# REQUIRED TASK:
Render the material again word for word, skipping the pictures in it.

——

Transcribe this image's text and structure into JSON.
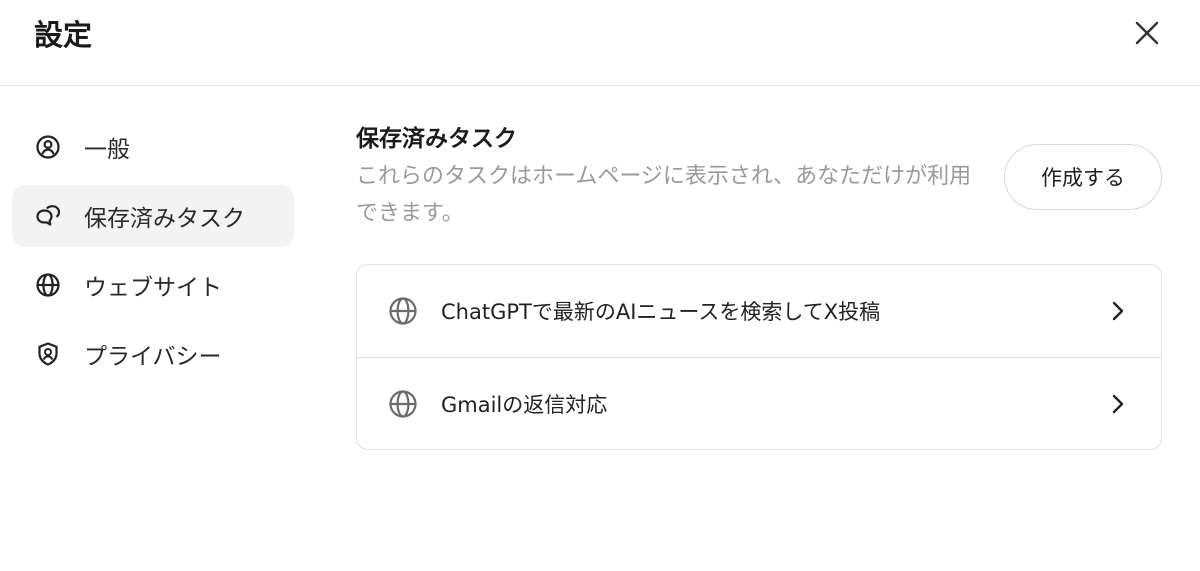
{
  "header": {
    "title": "設定",
    "close_icon": "close-icon"
  },
  "sidebar": {
    "items": [
      {
        "label": "一般",
        "icon": "user-circle-icon",
        "active": false
      },
      {
        "label": "保存済みタスク",
        "icon": "chat-bubbles-icon",
        "active": true
      },
      {
        "label": "ウェブサイト",
        "icon": "globe-icon",
        "active": false
      },
      {
        "label": "プライバシー",
        "icon": "shield-user-icon",
        "active": false
      }
    ]
  },
  "main": {
    "section_title": "保存済みタスク",
    "section_description": "これらのタスクはホームページに表示され、あなただけが利用できます。",
    "create_button_label": "作成する",
    "tasks": [
      {
        "label": "ChatGPTで最新のAIニュースを検索してX投稿",
        "icon": "globe-icon",
        "action_icon": "chevron-right-icon"
      },
      {
        "label": "Gmailの返信対応",
        "icon": "globe-icon",
        "action_icon": "chevron-right-icon"
      }
    ]
  },
  "colors": {
    "active_nav_bg": "#f3f3f3",
    "muted_text": "#9a9a9a",
    "border": "#e2e2e2"
  }
}
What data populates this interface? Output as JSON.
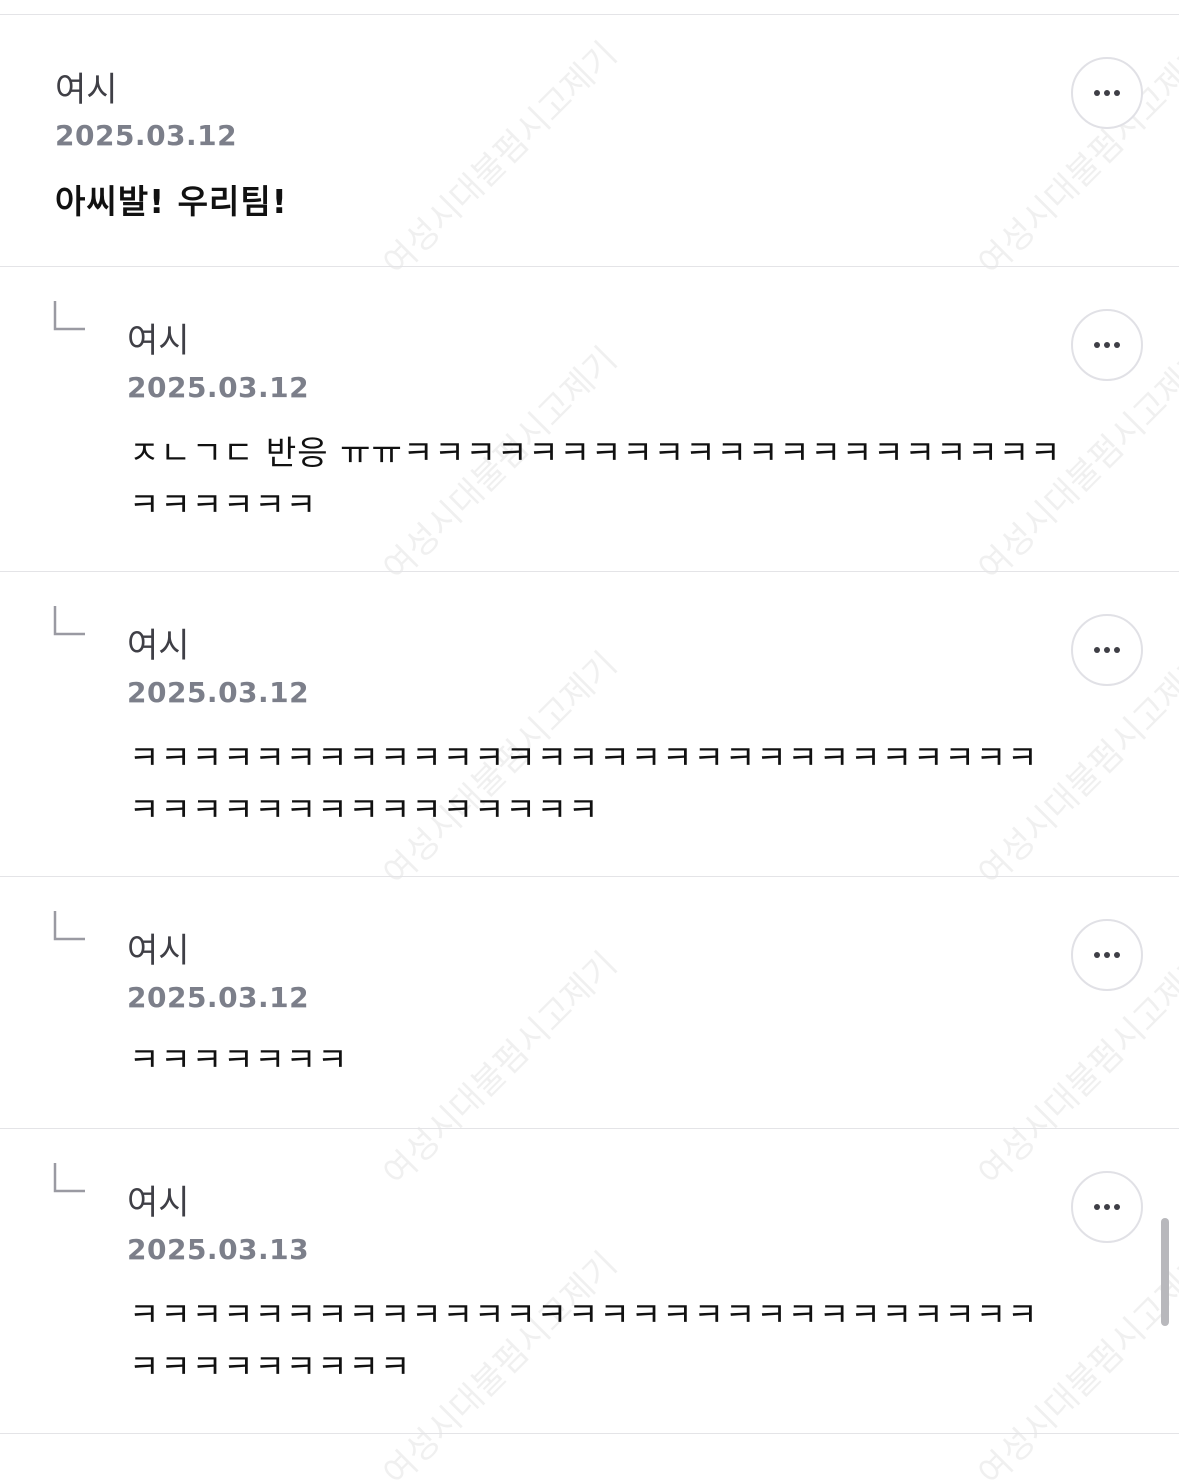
{
  "comments": [
    {
      "author": "여시",
      "date": "2025.03.12",
      "text": "아씨발! 우리팀!"
    },
    {
      "author": "여시",
      "date": "2025.03.12",
      "line1": "ㅈㄴㄱㄷ 반응 ㅠㅠㅋㅋㅋㅋㅋㅋㅋㅋㅋㅋㅋㅋㅋㅋㅋㅋㅋㅋㅋㅋㅋ",
      "line2": "ㅋㅋㅋㅋㅋㅋ"
    },
    {
      "author": "여시",
      "date": "2025.03.12",
      "line1": "ㅋㅋㅋㅋㅋㅋㅋㅋㅋㅋㅋㅋㅋㅋㅋㅋㅋㅋㅋㅋㅋㅋㅋㅋㅋㅋㅋㅋㅋ",
      "line2": "ㅋㅋㅋㅋㅋㅋㅋㅋㅋㅋㅋㅋㅋㅋㅋ"
    },
    {
      "author": "여시",
      "date": "2025.03.12",
      "text": "ㅋㅋㅋㅋㅋㅋㅋ"
    },
    {
      "author": "여시",
      "date": "2025.03.13",
      "line1": "ㅋㅋㅋㅋㅋㅋㅋㅋㅋㅋㅋㅋㅋㅋㅋㅋㅋㅋㅋㅋㅋㅋㅋㅋㅋㅋㅋㅋㅋ",
      "line2": "ㅋㅋㅋㅋㅋㅋㅋㅋㅋ"
    }
  ],
  "watermark": "여성시대불펌시고제기",
  "icons": {
    "more": "more-horizontal-icon",
    "reply": "reply-arrow-icon"
  },
  "colors": {
    "author": "#3f3f46",
    "date": "#7c7f8a",
    "divider": "#e4e4e7"
  }
}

——

# WRITTEN ANSWER:
Transcribe this image's text and structure into JSON.
{
  "header": {
    "title": "設定",
    "close_icon": "close-icon"
  },
  "sidebar": {
    "items": [
      {
        "label": "一般",
        "icon": "user-circle-icon",
        "active": false
      },
      {
        "label": "保存済みタスク",
        "icon": "chat-bubbles-icon",
        "active": true
      },
      {
        "label": "ウェブサイト",
        "icon": "globe-icon",
        "active": false
      },
      {
        "label": "プライバシー",
        "icon": "shield-user-icon",
        "active": false
      }
    ]
  },
  "main": {
    "section_title": "保存済みタスク",
    "section_description": "これらのタスクはホームページに表示され、あなただけが利用できます。",
    "create_button_label": "作成する",
    "tasks": [
      {
        "label": "ChatGPTで最新のAIニュースを検索してX投稿",
        "icon": "globe-icon",
        "action_icon": "chevron-right-icon"
      },
      {
        "label": "Gmailの返信対応",
        "icon": "globe-icon",
        "action_icon": "chevron-right-icon"
      }
    ]
  },
  "colors": {
    "active_nav_bg": "#f3f3f3",
    "muted_text": "#9a9a9a",
    "border": "#e2e2e2"
  }
}
What data populates this interface? Output as JSON.
{
  "comments": [
    {
      "author": "여시",
      "date": "2025.03.12",
      "text": "아씨발! 우리팀!"
    },
    {
      "author": "여시",
      "date": "2025.03.12",
      "line1": "ㅈㄴㄱㄷ 반응 ㅠㅠㅋㅋㅋㅋㅋㅋㅋㅋㅋㅋㅋㅋㅋㅋㅋㅋㅋㅋㅋㅋㅋ",
      "line2": "ㅋㅋㅋㅋㅋㅋ"
    },
    {
      "author": "여시",
      "date": "2025.03.12",
      "line1": "ㅋㅋㅋㅋㅋㅋㅋㅋㅋㅋㅋㅋㅋㅋㅋㅋㅋㅋㅋㅋㅋㅋㅋㅋㅋㅋㅋㅋㅋ",
      "line2": "ㅋㅋㅋㅋㅋㅋㅋㅋㅋㅋㅋㅋㅋㅋㅋ"
    },
    {
      "author": "여시",
      "date": "2025.03.12",
      "text": "ㅋㅋㅋㅋㅋㅋㅋ"
    },
    {
      "author": "여시",
      "date": "2025.03.13",
      "line1": "ㅋㅋㅋㅋㅋㅋㅋㅋㅋㅋㅋㅋㅋㅋㅋㅋㅋㅋㅋㅋㅋㅋㅋㅋㅋㅋㅋㅋㅋ",
      "line2": "ㅋㅋㅋㅋㅋㅋㅋㅋㅋ"
    }
  ],
  "watermark": "여성시대불펌시고제기",
  "icons": {
    "more": "more-horizontal-icon",
    "reply": "reply-arrow-icon"
  },
  "colors": {
    "author": "#3f3f46",
    "date": "#7c7f8a",
    "divider": "#e4e4e7"
  }
}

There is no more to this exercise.